_What needs to be done:_ Gather all lines from the material that contain the word "Normal".

_Records to process:_
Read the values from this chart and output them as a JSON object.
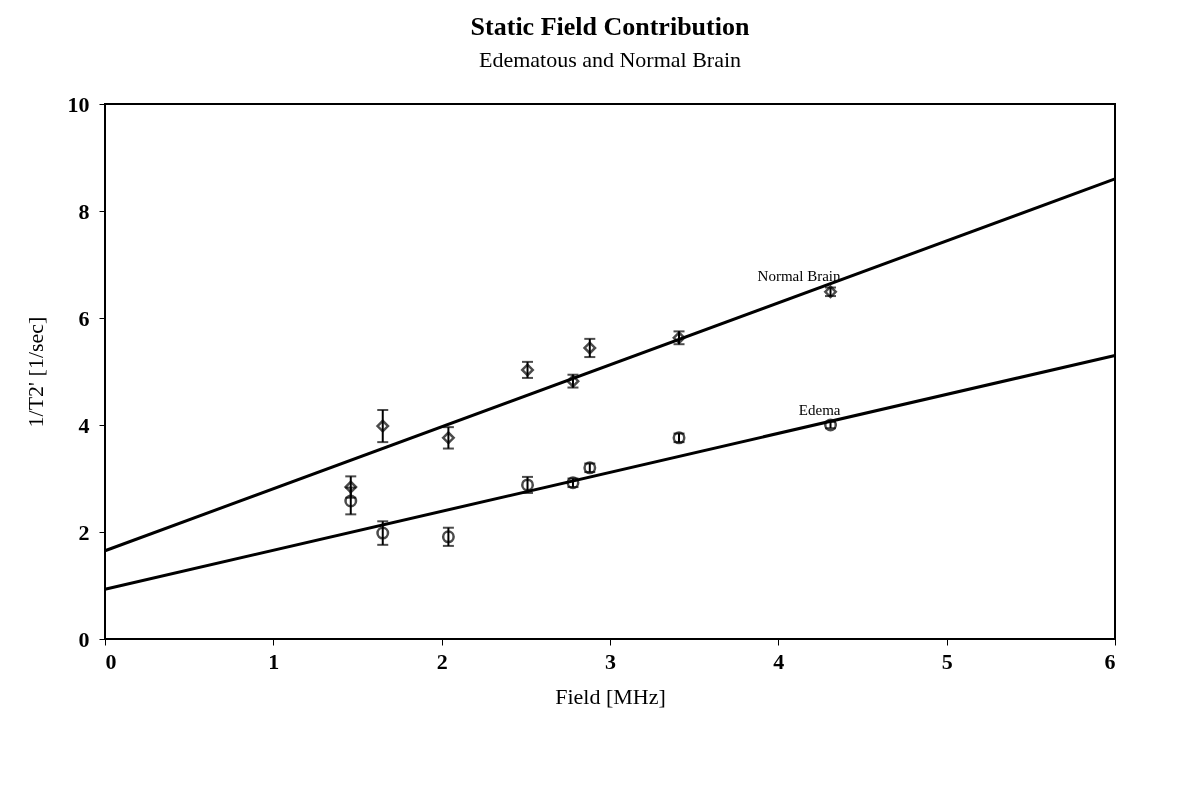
{
  "chart_data": {
    "type": "scatter",
    "title": "Static Field Contribution",
    "subtitle": "Edematous and Normal Brain",
    "xlabel": "Field [MHz]",
    "ylabel": "1/T2' [1/sec]",
    "xlim": [
      0,
      6
    ],
    "xticks": [
      0,
      1,
      2,
      3,
      4,
      5,
      6
    ],
    "ylim": [
      0,
      10
    ],
    "yticks": [
      0,
      2,
      4,
      6,
      8,
      10
    ],
    "series": [
      {
        "name": "Normal Brain",
        "marker": "diamond",
        "color": "#000000",
        "x": [
          1.46,
          1.65,
          2.04,
          2.51,
          2.78,
          2.88,
          3.41,
          4.31
        ],
        "values": [
          2.84,
          3.98,
          3.76,
          5.03,
          4.82,
          5.44,
          5.63,
          6.49
        ],
        "errors": [
          0.2,
          0.3,
          0.2,
          0.15,
          0.12,
          0.17,
          0.12,
          0.08
        ]
      },
      {
        "name": "Edema",
        "marker": "circle",
        "color": "#000000",
        "x": [
          1.46,
          1.65,
          2.04,
          2.51,
          2.78,
          2.88,
          3.41,
          4.31
        ],
        "values": [
          2.58,
          1.98,
          1.91,
          2.88,
          2.92,
          3.2,
          3.76,
          4.0
        ],
        "errors": [
          0.25,
          0.22,
          0.17,
          0.15,
          0.08,
          0.08,
          0.08,
          0.06
        ]
      },
      {
        "type": "line",
        "color": "#000000",
        "x": [
          0,
          6
        ],
        "values": [
          1.65,
          8.6
        ]
      },
      {
        "type": "line",
        "color": "#000000",
        "x": [
          0,
          6
        ],
        "values": [
          0.93,
          5.3
        ]
      }
    ]
  }
}
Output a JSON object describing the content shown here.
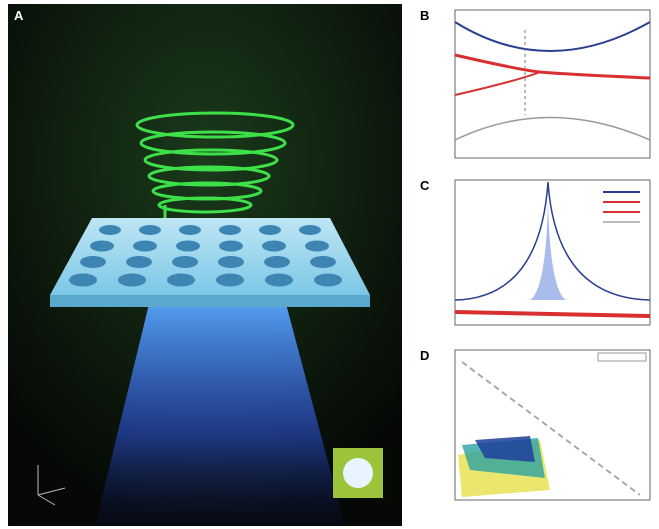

_Exercise answer:_
    "subtitle": "Edematous and Normal Brain",
        "name": "Normal Brain",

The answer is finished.